= EXERCISE INSTRUCTIONS =
Repeat, exactly and completely, the material that follows. Omit the pictures.

= RECORDS TO PROCESS =

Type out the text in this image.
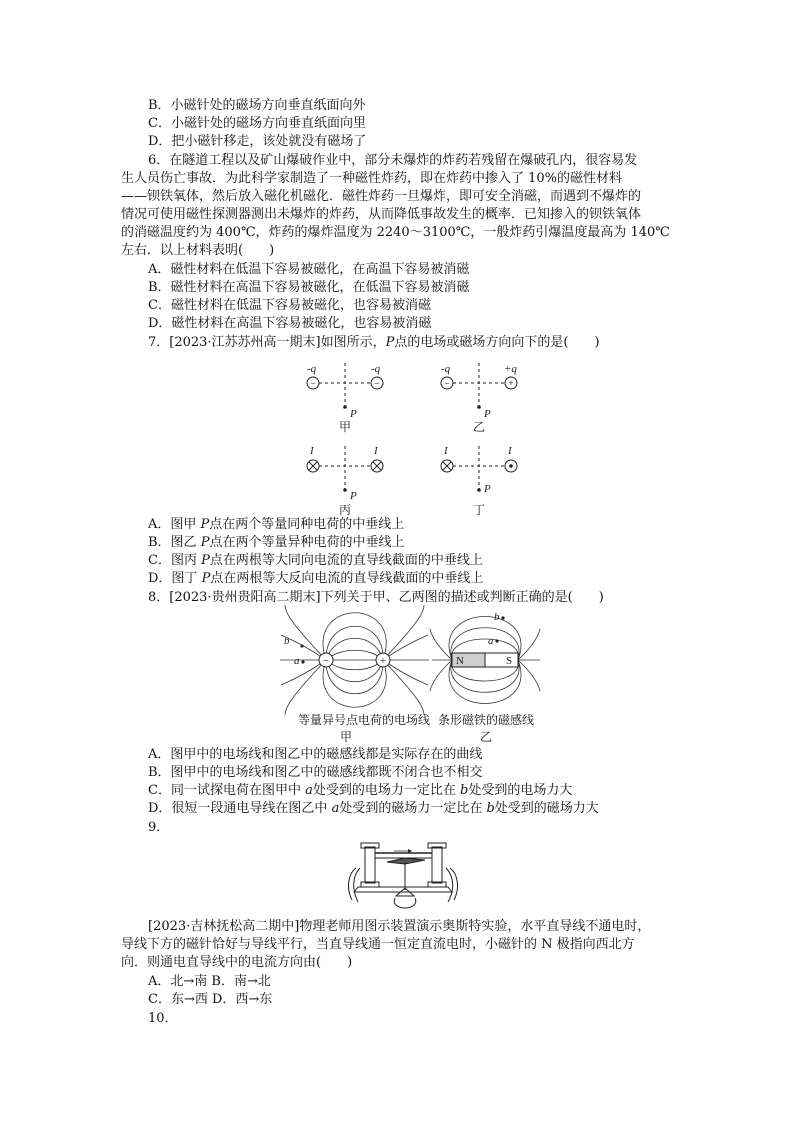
B．小磁针处的磁场方向垂直纸面向外
C．小磁针处的磁场方向垂直纸面向里
D．把小磁针移走，该处就没有磁场了
6．在隧道工程以及矿山爆破作业中，部分未爆炸的炸药若残留在爆破孔内，很容易发
生人员伤亡事故．为此科学家制造了一种磁性炸药，即在炸药中掺入了 10%的磁性材料
——钡铁氧体，然后放入磁化机磁化．磁性炸药一旦爆炸，即可安全消磁，而遇到不爆炸的
情况可使用磁性探测器测出未爆炸的炸药，从而降低事故发生的概率．已知掺入的钡铁氧体
的消磁温度约为 400℃，炸药的爆炸温度为 2240～3100℃，一般炸药引爆温度最高为 140℃
左右．以上材料表明(　　)
A．磁性材料在低温下容易被磁化，在高温下容易被消磁
B．磁性材料在高温下容易被磁化，在低温下容易被消磁
C．磁性材料在低温下容易被磁化，也容易被消磁
D．磁性材料在高温下容易被磁化，也容易被消磁
7．[2023·江苏苏州高一期末]如图所示，P点的电场或磁场方向向下的是(　　)
−	−	−	+
-q	-q	-q	+q
P	P
甲	乙
I	I	I	I
P
P
丙	丁
A．图甲 P点在两个等量同种电荷的中垂线上
B．图乙 P点在两个等量异种电荷的中垂线上
C．图丙 P点在两根等大同向电流的直导线截面的中垂线上
D．图丁 P点在两根等大反向电流的直导线截面的中垂线上
8．[2023·贵州贵阳高二期末]下列关于甲、乙两图的描述或判断正确的是(　　)
−	+
b
a	N	S
b
a
等量异号点电荷的电场线 条形磁铁的磁感线
甲	乙
A．图甲中的电场线和图乙中的磁感线都是实际存在的曲线
B．图甲中的电场线和图乙中的磁感线都既不闭合也不相交
C．同一试探电荷在图甲中 a处受到的电场力一定比在 b处受到的电场力大
D．很短一段通电导线在图乙中 a处受到的磁场力一定比在 b处受到的磁场力大
9．
[2023·吉林抚松高二期中]物理老师用图示装置演示奥斯特实验，水平直导线不通电时，
导线下方的磁针恰好与导线平行，当直导线通一恒定直流电时，小磁针的 N 极指向西北方
向．则通电直导线中的电流方向由(　　)
A．北→南 B．南→北
C．东→西 D．西→东
10．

= RESULT =
Type out the text in this image.
B．小磁针处的磁场方向垂直纸面向外
C．小磁针处的磁场方向垂直纸面向里
D．把小磁针移走，该处就没有磁场了
6．在隧道工程以及矿山爆破作业中，部分未爆炸的炸药若残留在爆破孔内，很容易发
生人员伤亡事故．为此科学家制造了一种磁性炸药，即在炸药中掺入了 10%的磁性材料
——钡铁氧体，然后放入磁化机磁化．磁性炸药一旦爆炸，即可安全消磁，而遇到不爆炸的
情况可使用磁性探测器测出未爆炸的炸药，从而降低事故发生的概率．已知掺入的钡铁氧体
的消磁温度约为 400℃，炸药的爆炸温度为 2240～3100℃，一般炸药引爆温度最高为 140℃
左右．以上材料表明(　　)
A．磁性材料在低温下容易被磁化，在高温下容易被消磁
B．磁性材料在高温下容易被磁化，在低温下容易被消磁
C．磁性材料在低温下容易被磁化，也容易被消磁
D．磁性材料在高温下容易被磁化，也容易被消磁
7．[2023·江苏苏州高一期末]如图所示，P点的电场或磁场方向向下的是(　　)
−	−	−	+
-q	-q	-q	+q
P	P
甲	乙
I	I	I	I
P
P
丙	丁
A．图甲 P点在两个等量同种电荷的中垂线上
B．图乙 P点在两个等量异种电荷的中垂线上
C．图丙 P点在两根等大同向电流的直导线截面的中垂线上
D．图丁 P点在两根等大反向电流的直导线截面的中垂线上
8．[2023·贵州贵阳高二期末]下列关于甲、乙两图的描述或判断正确的是(　　)
−	+
b
a	N	S
b
a
等量异号点电荷的电场线 条形磁铁的磁感线
甲	乙
A．图甲中的电场线和图乙中的磁感线都是实际存在的曲线
B．图甲中的电场线和图乙中的磁感线都既不闭合也不相交
C．同一试探电荷在图甲中 a处受到的电场力一定比在 b处受到的电场力大
D．很短一段通电导线在图乙中 a处受到的磁场力一定比在 b处受到的磁场力大
9．
[2023·吉林抚松高二期中]物理老师用图示装置演示奥斯特实验，水平直导线不通电时，
导线下方的磁针恰好与导线平行，当直导线通一恒定直流电时，小磁针的 N 极指向西北方
向．则通电直导线中的电流方向由(　　)
A．北→南 B．南→北
C．东→西 D．西→东
10．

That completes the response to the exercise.